Set task:
Every record should be repeated exactly, except that pictures are left out.

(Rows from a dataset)
--------------------------------------------------
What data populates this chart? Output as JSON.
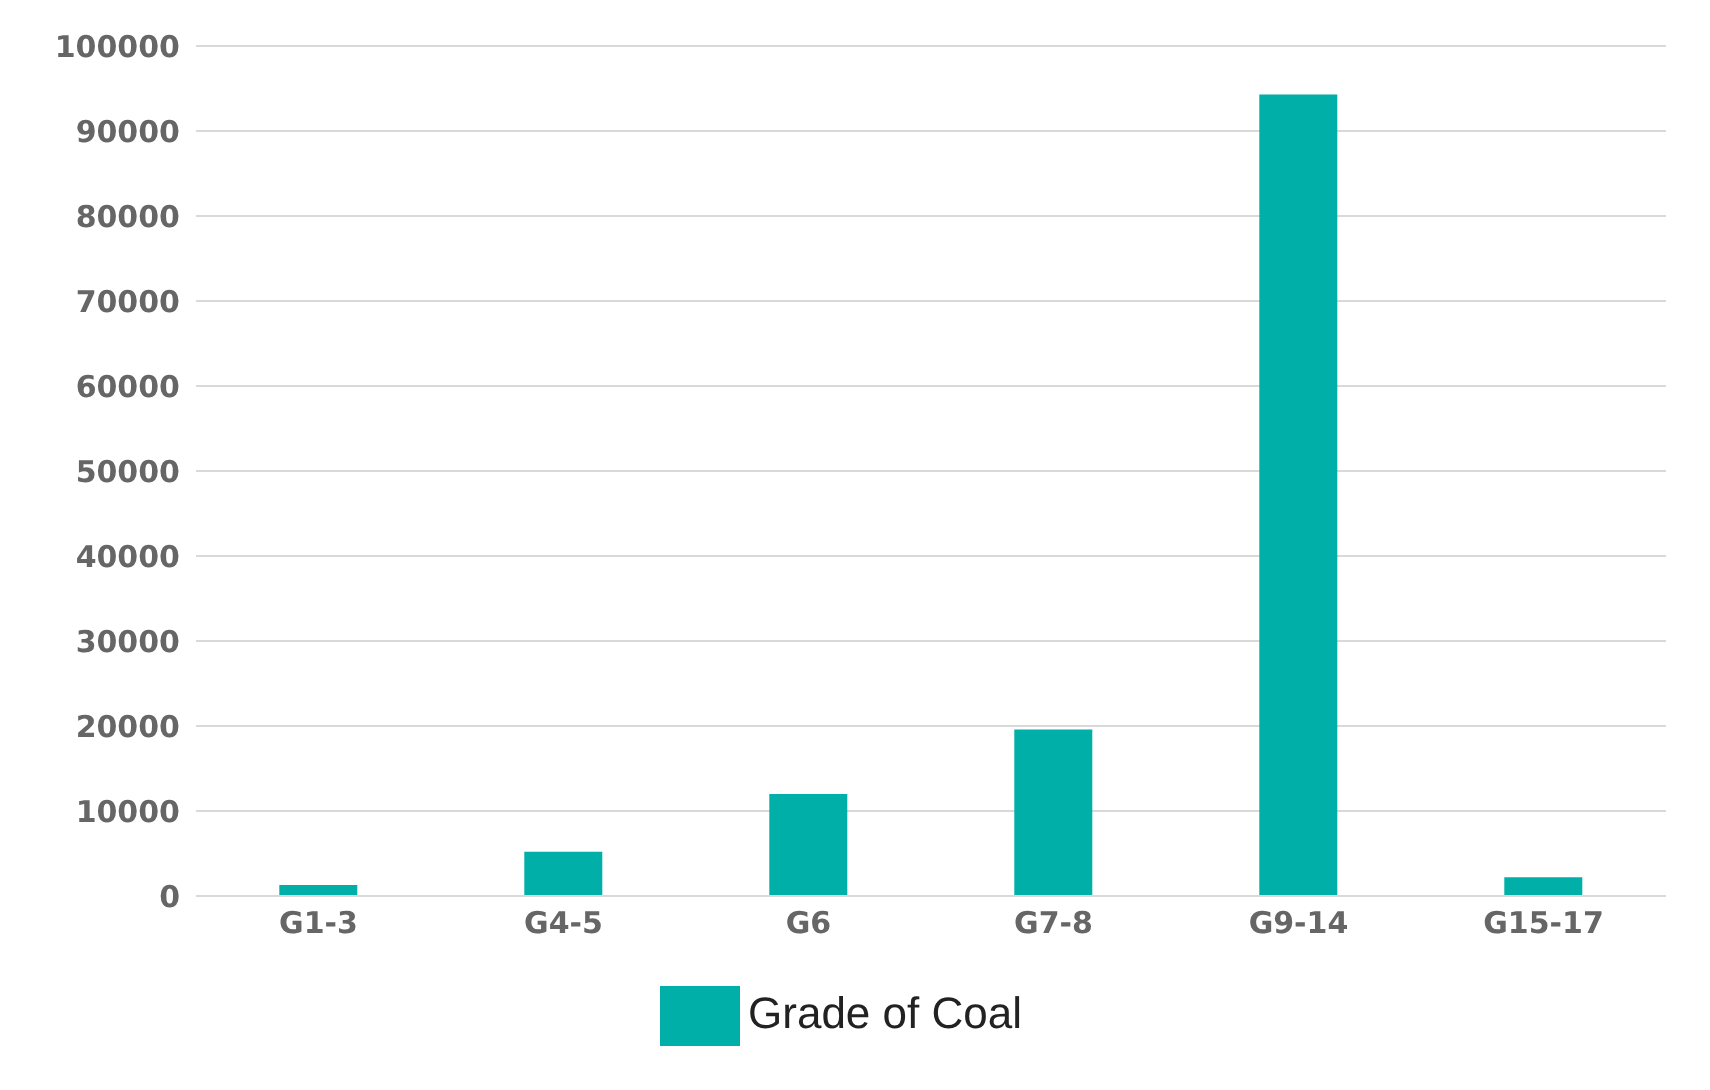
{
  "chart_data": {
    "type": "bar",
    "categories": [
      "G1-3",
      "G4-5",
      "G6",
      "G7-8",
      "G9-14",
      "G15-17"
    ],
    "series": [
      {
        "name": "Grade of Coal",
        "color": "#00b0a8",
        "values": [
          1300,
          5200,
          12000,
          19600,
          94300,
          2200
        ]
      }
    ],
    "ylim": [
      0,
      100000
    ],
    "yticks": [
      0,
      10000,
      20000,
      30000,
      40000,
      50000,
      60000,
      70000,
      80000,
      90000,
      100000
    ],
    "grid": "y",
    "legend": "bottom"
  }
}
--------------------------------------------------
Result of the exercise:
What data populates this chart? Output as JSON.
{
  "chart_data": {
    "type": "bar",
    "categories": [
      "G1-3",
      "G4-5",
      "G6",
      "G7-8",
      "G9-14",
      "G15-17"
    ],
    "series": [
      {
        "name": "Grade of Coal",
        "color": "#00b0a8",
        "values": [
          1300,
          5200,
          12000,
          19600,
          94300,
          2200
        ]
      }
    ],
    "ylim": [
      0,
      100000
    ],
    "yticks": [
      0,
      10000,
      20000,
      30000,
      40000,
      50000,
      60000,
      70000,
      80000,
      90000,
      100000
    ],
    "grid": "y",
    "legend": "bottom"
  }
}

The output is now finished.